Schreiben Sie den Text über die Forderung nach einem 365-Euro-Ticket in Lörrach weiter und knüpfen Sie dabei an seinen letzten Satz an.

§ **Text zur Durchsicht**
^^^^^^^^

Lörrach: 365-Euro-Ticket und Änderungen beim Stadtbus gefordert bzw. kritisiert

Die Fraktionen der SPD und der Grünen im Lörracher Gemeinderat haben in der Sitzung am vergangenen Donnerstag die Einführung einer 365-Euro-Jahreskarte für den ÖPNV im Stadtgebiet, idealerweise fürs gesamte Oberzentrum Lörrach – Weil am Rhein gefordert. Dieses Angebot, welches besonders von der Lörracher SPD mit Verweis auf selbiges Angebot in Wien seit Längerem angeregt wird, soll der nächste Schritt zu einem atraktiveren Nahverkehr in Lörrach werden.

In der österreichischen Hauptstadt, aber auch in anderen Städten und Regionen auch ausserhalb Österreichs sind derartige Tickets seit einiger Zeit ein Renner oder sollen dies werden und bewegen mehr Menschen zur Nutzung öffentlicher Verkehrsmittel. Das Konzept ist einfach: für einen Euro am Tag unbegrenzt viele Fahrten im örtlichen ÖPNV – das überzeugt und ist leicht verständlich.

^^^^^^^^

§ **Quellenangaben**
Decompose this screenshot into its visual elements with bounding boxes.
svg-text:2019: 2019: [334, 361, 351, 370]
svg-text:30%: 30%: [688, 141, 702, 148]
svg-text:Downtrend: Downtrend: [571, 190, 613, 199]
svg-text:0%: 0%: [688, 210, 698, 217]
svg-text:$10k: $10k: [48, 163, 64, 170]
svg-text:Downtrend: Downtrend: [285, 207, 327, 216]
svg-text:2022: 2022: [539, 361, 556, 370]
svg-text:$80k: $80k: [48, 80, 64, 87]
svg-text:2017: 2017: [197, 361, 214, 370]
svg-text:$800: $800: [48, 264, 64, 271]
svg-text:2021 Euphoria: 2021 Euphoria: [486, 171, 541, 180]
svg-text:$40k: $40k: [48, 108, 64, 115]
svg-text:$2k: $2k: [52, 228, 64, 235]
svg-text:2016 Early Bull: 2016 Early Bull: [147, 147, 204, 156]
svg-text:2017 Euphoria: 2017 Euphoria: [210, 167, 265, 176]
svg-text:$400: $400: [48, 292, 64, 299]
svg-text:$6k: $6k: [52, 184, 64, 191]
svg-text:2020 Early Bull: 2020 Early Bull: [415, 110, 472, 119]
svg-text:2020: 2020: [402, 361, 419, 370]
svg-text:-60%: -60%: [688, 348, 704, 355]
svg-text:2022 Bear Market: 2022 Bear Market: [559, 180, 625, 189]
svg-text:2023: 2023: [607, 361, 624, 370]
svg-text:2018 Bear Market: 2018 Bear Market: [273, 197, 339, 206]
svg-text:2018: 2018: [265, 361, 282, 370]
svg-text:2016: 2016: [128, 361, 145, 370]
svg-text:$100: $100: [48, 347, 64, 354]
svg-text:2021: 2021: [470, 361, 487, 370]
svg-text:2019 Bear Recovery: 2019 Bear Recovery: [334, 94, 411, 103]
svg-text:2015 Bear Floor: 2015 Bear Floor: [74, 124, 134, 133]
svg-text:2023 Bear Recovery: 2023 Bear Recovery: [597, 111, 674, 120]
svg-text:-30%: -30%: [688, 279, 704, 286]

^^^^^^^^

§ **Lösung**
In Lörrach wäre es eine Ergänzung des Ticket4LÖ, des „1-Euro-Tickets, welches sich überaus gut verkauft, im Januar 2020 seien 7588 dieser Vierer-Karten verkauft worden, was etwa 30.000 einzelnen Fahrten entspricht.

Außer dieser Jahreskarte wurden noch weitere Verbesserungen angeregt, so beispielweise die Einführung des 15-min-Taktes auf weiteren Strecken (heute gibt es dies nur unter der Woche zwischen der Innenstadt und dem Salzert). Auch wurde bemängelt, dass Anträge zur Verbesserung des Stadtbusses aus dem letzten Herbst immer noch unbearbeitet sind, was laut den Stadtwerken am Personalmangel liege – konkret fehlt ein ÖPNV-Planer, die Stelle ist aktuell noch ausgeschrieben, nachdem der usprüngliche Bewerbungsschluss der 23. Mai 2020 war.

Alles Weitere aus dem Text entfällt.